§ DESCRIPTION OF THE TASK:
Could you write out every entry exactly as it stands?

§ SUPPLIED ENTRIES:
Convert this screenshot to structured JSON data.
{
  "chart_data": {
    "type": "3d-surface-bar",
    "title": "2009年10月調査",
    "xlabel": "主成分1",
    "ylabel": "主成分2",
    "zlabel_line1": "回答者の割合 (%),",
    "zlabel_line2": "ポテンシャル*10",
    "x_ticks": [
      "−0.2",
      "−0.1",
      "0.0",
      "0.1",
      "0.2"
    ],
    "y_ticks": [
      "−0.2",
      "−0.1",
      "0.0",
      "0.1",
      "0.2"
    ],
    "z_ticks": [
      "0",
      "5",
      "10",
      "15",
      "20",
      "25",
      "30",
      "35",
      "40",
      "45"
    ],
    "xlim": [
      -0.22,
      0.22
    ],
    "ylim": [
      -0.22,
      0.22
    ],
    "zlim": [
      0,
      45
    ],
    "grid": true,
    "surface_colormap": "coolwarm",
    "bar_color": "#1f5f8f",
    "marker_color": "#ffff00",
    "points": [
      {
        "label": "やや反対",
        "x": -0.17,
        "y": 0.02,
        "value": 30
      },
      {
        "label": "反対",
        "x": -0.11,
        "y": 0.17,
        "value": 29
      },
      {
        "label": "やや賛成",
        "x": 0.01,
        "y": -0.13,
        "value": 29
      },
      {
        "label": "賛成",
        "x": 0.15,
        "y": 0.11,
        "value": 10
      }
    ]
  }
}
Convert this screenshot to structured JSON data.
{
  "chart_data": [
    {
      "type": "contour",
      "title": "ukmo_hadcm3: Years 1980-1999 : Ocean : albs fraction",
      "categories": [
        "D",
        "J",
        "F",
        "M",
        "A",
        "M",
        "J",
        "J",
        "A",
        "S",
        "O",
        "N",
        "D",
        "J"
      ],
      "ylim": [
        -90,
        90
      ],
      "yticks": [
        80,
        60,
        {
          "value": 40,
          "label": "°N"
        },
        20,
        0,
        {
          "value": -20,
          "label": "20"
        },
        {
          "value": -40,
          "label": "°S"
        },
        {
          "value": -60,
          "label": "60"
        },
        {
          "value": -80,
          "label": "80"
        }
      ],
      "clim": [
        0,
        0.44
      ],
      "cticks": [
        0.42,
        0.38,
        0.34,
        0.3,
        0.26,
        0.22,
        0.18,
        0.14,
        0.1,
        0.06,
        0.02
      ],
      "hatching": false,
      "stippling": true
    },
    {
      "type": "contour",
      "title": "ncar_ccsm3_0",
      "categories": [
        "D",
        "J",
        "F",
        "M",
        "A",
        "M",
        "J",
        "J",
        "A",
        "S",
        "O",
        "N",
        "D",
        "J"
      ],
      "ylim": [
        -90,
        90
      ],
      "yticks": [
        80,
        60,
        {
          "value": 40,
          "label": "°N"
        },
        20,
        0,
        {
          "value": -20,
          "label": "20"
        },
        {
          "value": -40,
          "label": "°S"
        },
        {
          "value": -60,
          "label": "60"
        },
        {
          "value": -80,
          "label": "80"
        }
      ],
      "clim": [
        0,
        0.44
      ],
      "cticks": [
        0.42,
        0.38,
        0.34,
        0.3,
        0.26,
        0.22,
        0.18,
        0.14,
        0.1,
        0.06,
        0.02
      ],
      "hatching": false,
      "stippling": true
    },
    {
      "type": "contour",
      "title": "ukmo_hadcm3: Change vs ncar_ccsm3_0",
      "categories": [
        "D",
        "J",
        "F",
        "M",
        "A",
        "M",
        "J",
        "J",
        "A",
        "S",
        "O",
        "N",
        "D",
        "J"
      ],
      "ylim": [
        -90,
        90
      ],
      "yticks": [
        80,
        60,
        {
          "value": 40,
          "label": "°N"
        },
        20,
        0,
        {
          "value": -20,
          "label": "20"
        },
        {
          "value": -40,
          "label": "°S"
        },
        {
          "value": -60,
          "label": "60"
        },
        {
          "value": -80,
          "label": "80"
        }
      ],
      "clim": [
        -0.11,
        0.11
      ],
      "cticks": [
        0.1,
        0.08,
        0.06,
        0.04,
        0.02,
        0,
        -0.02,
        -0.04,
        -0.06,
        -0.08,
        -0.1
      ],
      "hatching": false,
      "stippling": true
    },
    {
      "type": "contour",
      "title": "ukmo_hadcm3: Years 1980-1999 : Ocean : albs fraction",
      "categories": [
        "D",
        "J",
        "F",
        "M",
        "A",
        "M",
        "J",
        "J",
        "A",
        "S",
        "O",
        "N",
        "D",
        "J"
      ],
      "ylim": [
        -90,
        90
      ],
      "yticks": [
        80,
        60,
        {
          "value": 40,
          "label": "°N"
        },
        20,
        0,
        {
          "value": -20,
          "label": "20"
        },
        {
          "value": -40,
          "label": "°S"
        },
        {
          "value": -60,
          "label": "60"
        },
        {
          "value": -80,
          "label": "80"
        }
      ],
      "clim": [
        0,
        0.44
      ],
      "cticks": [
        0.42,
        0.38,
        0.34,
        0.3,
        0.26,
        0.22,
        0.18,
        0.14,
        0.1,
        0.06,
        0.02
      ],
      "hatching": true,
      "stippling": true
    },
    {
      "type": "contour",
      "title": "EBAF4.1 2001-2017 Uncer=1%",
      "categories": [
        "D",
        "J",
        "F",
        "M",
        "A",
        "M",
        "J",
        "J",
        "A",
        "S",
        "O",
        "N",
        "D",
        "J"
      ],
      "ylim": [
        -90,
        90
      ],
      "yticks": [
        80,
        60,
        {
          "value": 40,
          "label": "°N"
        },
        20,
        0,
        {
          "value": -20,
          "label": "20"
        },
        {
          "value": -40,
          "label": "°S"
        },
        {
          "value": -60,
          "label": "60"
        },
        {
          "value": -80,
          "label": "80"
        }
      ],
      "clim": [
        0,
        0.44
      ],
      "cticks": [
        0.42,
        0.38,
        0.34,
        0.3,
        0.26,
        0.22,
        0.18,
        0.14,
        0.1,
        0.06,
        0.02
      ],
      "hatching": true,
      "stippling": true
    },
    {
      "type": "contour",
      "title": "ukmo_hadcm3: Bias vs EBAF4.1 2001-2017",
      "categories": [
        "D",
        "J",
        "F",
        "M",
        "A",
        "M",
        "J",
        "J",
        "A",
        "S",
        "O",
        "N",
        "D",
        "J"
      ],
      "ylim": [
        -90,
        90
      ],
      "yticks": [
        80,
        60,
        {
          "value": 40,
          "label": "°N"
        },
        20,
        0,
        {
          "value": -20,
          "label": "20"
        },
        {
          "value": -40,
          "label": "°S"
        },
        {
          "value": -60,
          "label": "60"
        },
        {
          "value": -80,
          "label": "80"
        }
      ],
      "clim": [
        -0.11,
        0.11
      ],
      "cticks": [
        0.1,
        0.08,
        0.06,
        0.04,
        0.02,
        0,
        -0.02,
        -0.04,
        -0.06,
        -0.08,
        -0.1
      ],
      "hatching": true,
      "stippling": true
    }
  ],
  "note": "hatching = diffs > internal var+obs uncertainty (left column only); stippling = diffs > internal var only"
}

§ EXERCISE OUTPUT:
Convert this screenshot to structured JSON data.
{
  "chart_data": {
    "type": "3d-surface-bar",
    "title": "2009年10月調査",
    "xlabel": "主成分1",
    "ylabel": "主成分2",
    "zlabel_line1": "回答者の割合 (%),",
    "zlabel_line2": "ポテンシャル*10",
    "x_ticks": [
      "−0.2",
      "−0.1",
      "0.0",
      "0.1",
      "0.2"
    ],
    "y_ticks": [
      "−0.2",
      "−0.1",
      "0.0",
      "0.1",
      "0.2"
    ],
    "z_ticks": [
      "0",
      "5",
      "10",
      "15",
      "20",
      "25",
      "30",
      "35",
      "40",
      "45"
    ],
    "xlim": [
      -0.22,
      0.22
    ],
    "ylim": [
      -0.22,
      0.22
    ],
    "zlim": [
      0,
      45
    ],
    "grid": true,
    "surface_colormap": "coolwarm",
    "bar_color": "#1f5f8f",
    "marker_color": "#ffff00",
    "points": [
      {
        "label": "やや反対",
        "x": -0.17,
        "y": 0.02,
        "value": 30
      },
      {
        "label": "反対",
        "x": -0.11,
        "y": 0.17,
        "value": 29
      },
      {
        "label": "やや賛成",
        "x": 0.01,
        "y": -0.13,
        "value": 29
      },
      {
        "label": "賛成",
        "x": 0.15,
        "y": 0.11,
        "value": 10
      }
    ]
  }
}
Convert this screenshot to structured JSON data.
{
  "chart_data": [
    {
      "type": "contour",
      "title": "ukmo_hadcm3: Years 1980-1999 : Ocean : albs fraction",
      "categories": [
        "D",
        "J",
        "F",
        "M",
        "A",
        "M",
        "J",
        "J",
        "A",
        "S",
        "O",
        "N",
        "D",
        "J"
      ],
      "ylim": [
        -90,
        90
      ],
      "yticks": [
        80,
        60,
        {
          "value": 40,
          "label": "°N"
        },
        20,
        0,
        {
          "value": -20,
          "label": "20"
        },
        {
          "value": -40,
          "label": "°S"
        },
        {
          "value": -60,
          "label": "60"
        },
        {
          "value": -80,
          "label": "80"
        }
      ],
      "clim": [
        0,
        0.44
      ],
      "cticks": [
        0.42,
        0.38,
        0.34,
        0.3,
        0.26,
        0.22,
        0.18,
        0.14,
        0.1,
        0.06,
        0.02
      ],
      "hatching": false,
      "stippling": true
    },
    {
      "type": "contour",
      "title": "ncar_ccsm3_0",
      "categories": [
        "D",
        "J",
        "F",
        "M",
        "A",
        "M",
        "J",
        "J",
        "A",
        "S",
        "O",
        "N",
        "D",
        "J"
      ],
      "ylim": [
        -90,
        90
      ],
      "yticks": [
        80,
        60,
        {
          "value": 40,
          "label": "°N"
        },
        20,
        0,
        {
          "value": -20,
          "label": "20"
        },
        {
          "value": -40,
          "label": "°S"
        },
        {
          "value": -60,
          "label": "60"
        },
        {
          "value": -80,
          "label": "80"
        }
      ],
      "clim": [
        0,
        0.44
      ],
      "cticks": [
        0.42,
        0.38,
        0.34,
        0.3,
        0.26,
        0.22,
        0.18,
        0.14,
        0.1,
        0.06,
        0.02
      ],
      "hatching": false,
      "stippling": true
    },
    {
      "type": "contour",
      "title": "ukmo_hadcm3: Change vs ncar_ccsm3_0",
      "categories": [
        "D",
        "J",
        "F",
        "M",
        "A",
        "M",
        "J",
        "J",
        "A",
        "S",
        "O",
        "N",
        "D",
        "J"
      ],
      "ylim": [
        -90,
        90
      ],
      "yticks": [
        80,
        60,
        {
          "value": 40,
          "label": "°N"
        },
        20,
        0,
        {
          "value": -20,
          "label": "20"
        },
        {
          "value": -40,
          "label": "°S"
        },
        {
          "value": -60,
          "label": "60"
        },
        {
          "value": -80,
          "label": "80"
        }
      ],
      "clim": [
        -0.11,
        0.11
      ],
      "cticks": [
        0.1,
        0.08,
        0.06,
        0.04,
        0.02,
        0,
        -0.02,
        -0.04,
        -0.06,
        -0.08,
        -0.1
      ],
      "hatching": false,
      "stippling": true
    },
    {
      "type": "contour",
      "title": "ukmo_hadcm3: Years 1980-1999 : Ocean : albs fraction",
      "categories": [
        "D",
        "J",
        "F",
        "M",
        "A",
        "M",
        "J",
        "J",
        "A",
        "S",
        "O",
        "N",
        "D",
        "J"
      ],
      "ylim": [
        -90,
        90
      ],
      "yticks": [
        80,
        60,
        {
          "value": 40,
          "label": "°N"
        },
        20,
        0,
        {
          "value": -20,
          "label": "20"
        },
        {
          "value": -40,
          "label": "°S"
        },
        {
          "value": -60,
          "label": "60"
        },
        {
          "value": -80,
          "label": "80"
        }
      ],
      "clim": [
        0,
        0.44
      ],
      "cticks": [
        0.42,
        0.38,
        0.34,
        0.3,
        0.26,
        0.22,
        0.18,
        0.14,
        0.1,
        0.06,
        0.02
      ],
      "hatching": true,
      "stippling": true
    },
    {
      "type": "contour",
      "title": "EBAF4.1 2001-2017 Uncer=1%",
      "categories": [
        "D",
        "J",
        "F",
        "M",
        "A",
        "M",
        "J",
        "J",
        "A",
        "S",
        "O",
        "N",
        "D",
        "J"
      ],
      "ylim": [
        -90,
        90
      ],
      "yticks": [
        80,
        60,
        {
          "value": 40,
          "label": "°N"
        },
        20,
        0,
        {
          "value": -20,
          "label": "20"
        },
        {
          "value": -40,
          "label": "°S"
        },
        {
          "value": -60,
          "label": "60"
        },
        {
          "value": -80,
          "label": "80"
        }
      ],
      "clim": [
        0,
        0.44
      ],
      "cticks": [
        0.42,
        0.38,
        0.34,
        0.3,
        0.26,
        0.22,
        0.18,
        0.14,
        0.1,
        0.06,
        0.02
      ],
      "hatching": true,
      "stippling": true
    },
    {
      "type": "contour",
      "title": "ukmo_hadcm3: Bias vs EBAF4.1 2001-2017",
      "categories": [
        "D",
        "J",
        "F",
        "M",
        "A",
        "M",
        "J",
        "J",
        "A",
        "S",
        "O",
        "N",
        "D",
        "J"
      ],
      "ylim": [
        -90,
        90
      ],
      "yticks": [
        80,
        60,
        {
          "value": 40,
          "label": "°N"
        },
        20,
        0,
        {
          "value": -20,
          "label": "20"
        },
        {
          "value": -40,
          "label": "°S"
        },
        {
          "value": -60,
          "label": "60"
        },
        {
          "value": -80,
          "label": "80"
        }
      ],
      "clim": [
        -0.11,
        0.11
      ],
      "cticks": [
        0.1,
        0.08,
        0.06,
        0.04,
        0.02,
        0,
        -0.02,
        -0.04,
        -0.06,
        -0.08,
        -0.1
      ],
      "hatching": true,
      "stippling": true
    }
  ],
  "note": "hatching = diffs > internal var+obs uncertainty (left column only); stippling = diffs > internal var only"
}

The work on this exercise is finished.